• What is expected
Convert the lines from the one containing "Segment this screenshot: for" through the one containing "learning-objectives-intro: At the", both included, into a JSON list of strings, one string per line, leaving out any blank lines.

• Task inputs
▼▼▼
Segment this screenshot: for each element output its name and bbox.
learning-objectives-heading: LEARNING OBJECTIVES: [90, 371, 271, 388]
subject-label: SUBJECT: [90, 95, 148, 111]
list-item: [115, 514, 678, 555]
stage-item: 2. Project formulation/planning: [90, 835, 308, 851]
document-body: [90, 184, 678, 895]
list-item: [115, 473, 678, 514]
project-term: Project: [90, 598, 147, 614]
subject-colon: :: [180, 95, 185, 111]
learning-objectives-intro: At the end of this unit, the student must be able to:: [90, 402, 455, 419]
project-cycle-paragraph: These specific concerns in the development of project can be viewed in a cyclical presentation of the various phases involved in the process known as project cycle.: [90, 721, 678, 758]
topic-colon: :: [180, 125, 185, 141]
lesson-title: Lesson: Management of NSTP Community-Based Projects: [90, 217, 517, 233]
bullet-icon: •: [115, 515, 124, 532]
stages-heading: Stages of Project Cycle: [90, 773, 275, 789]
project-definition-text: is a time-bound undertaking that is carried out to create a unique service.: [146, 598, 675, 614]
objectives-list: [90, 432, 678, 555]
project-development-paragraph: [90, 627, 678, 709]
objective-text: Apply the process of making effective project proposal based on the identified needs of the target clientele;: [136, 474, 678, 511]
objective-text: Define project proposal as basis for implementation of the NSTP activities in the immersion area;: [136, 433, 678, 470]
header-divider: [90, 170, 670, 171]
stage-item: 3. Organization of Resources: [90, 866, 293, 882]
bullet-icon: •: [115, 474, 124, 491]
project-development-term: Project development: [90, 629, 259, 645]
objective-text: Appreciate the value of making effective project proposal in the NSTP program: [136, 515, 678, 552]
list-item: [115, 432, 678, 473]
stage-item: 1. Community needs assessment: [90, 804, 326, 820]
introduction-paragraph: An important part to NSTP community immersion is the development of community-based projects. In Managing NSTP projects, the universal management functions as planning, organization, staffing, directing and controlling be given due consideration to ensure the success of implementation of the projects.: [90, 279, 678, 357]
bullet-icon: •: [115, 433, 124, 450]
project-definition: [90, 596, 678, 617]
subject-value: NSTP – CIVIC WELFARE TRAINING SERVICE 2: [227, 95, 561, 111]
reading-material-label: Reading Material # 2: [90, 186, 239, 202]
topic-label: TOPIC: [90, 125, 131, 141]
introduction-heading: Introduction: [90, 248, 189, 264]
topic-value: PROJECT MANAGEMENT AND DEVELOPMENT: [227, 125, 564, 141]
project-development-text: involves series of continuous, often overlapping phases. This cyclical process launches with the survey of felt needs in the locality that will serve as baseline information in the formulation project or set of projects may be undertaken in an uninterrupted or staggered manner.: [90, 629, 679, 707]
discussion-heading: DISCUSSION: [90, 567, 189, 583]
▲▲▲
▼▼▼
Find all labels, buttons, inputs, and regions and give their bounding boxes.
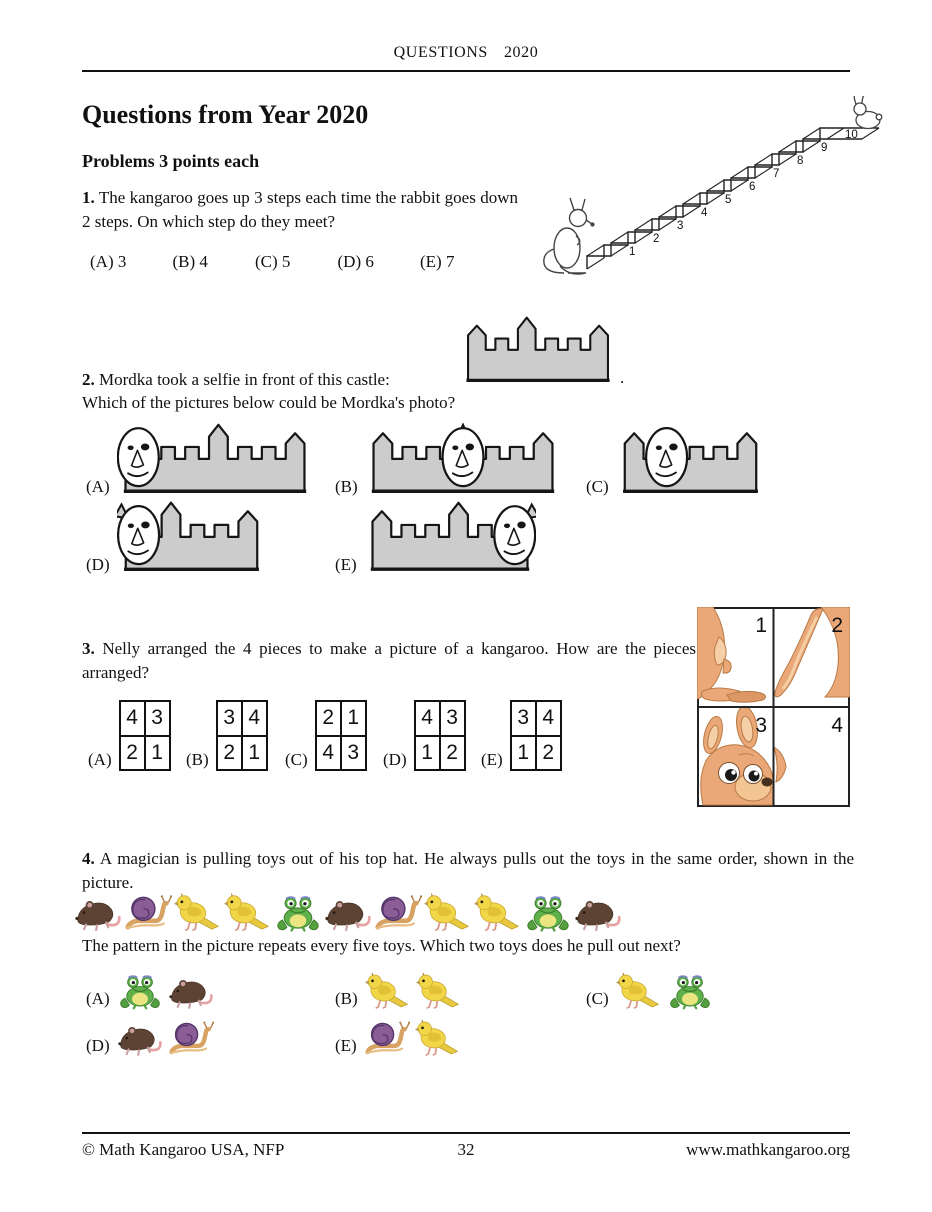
▲▲▲
• Response to this task
[
  "Segment this screenshot: for each element output its name and bbox.",
  "learning-objectives-heading: LEARNING OBJECTIVES: [90, 371, 271, 388]",
  "subject-label: SUBJECT: [90, 95, 148, 111]",
  "list-item: [115, 514, 678, 555]",
  "stage-item: 2. Project formulation/planning: [90, 835, 308, 851]",
  "document-body: [90, 184, 678, 895]",
  "list-item: [115, 473, 678, 514]",
  "project-term: Project: [90, 598, 147, 614]",
  "subject-colon: :: [180, 95, 185, 111]",
  "learning-objectives-intro: At the end of this unit, the student must be able to:: [90, 402, 455, 419]"
]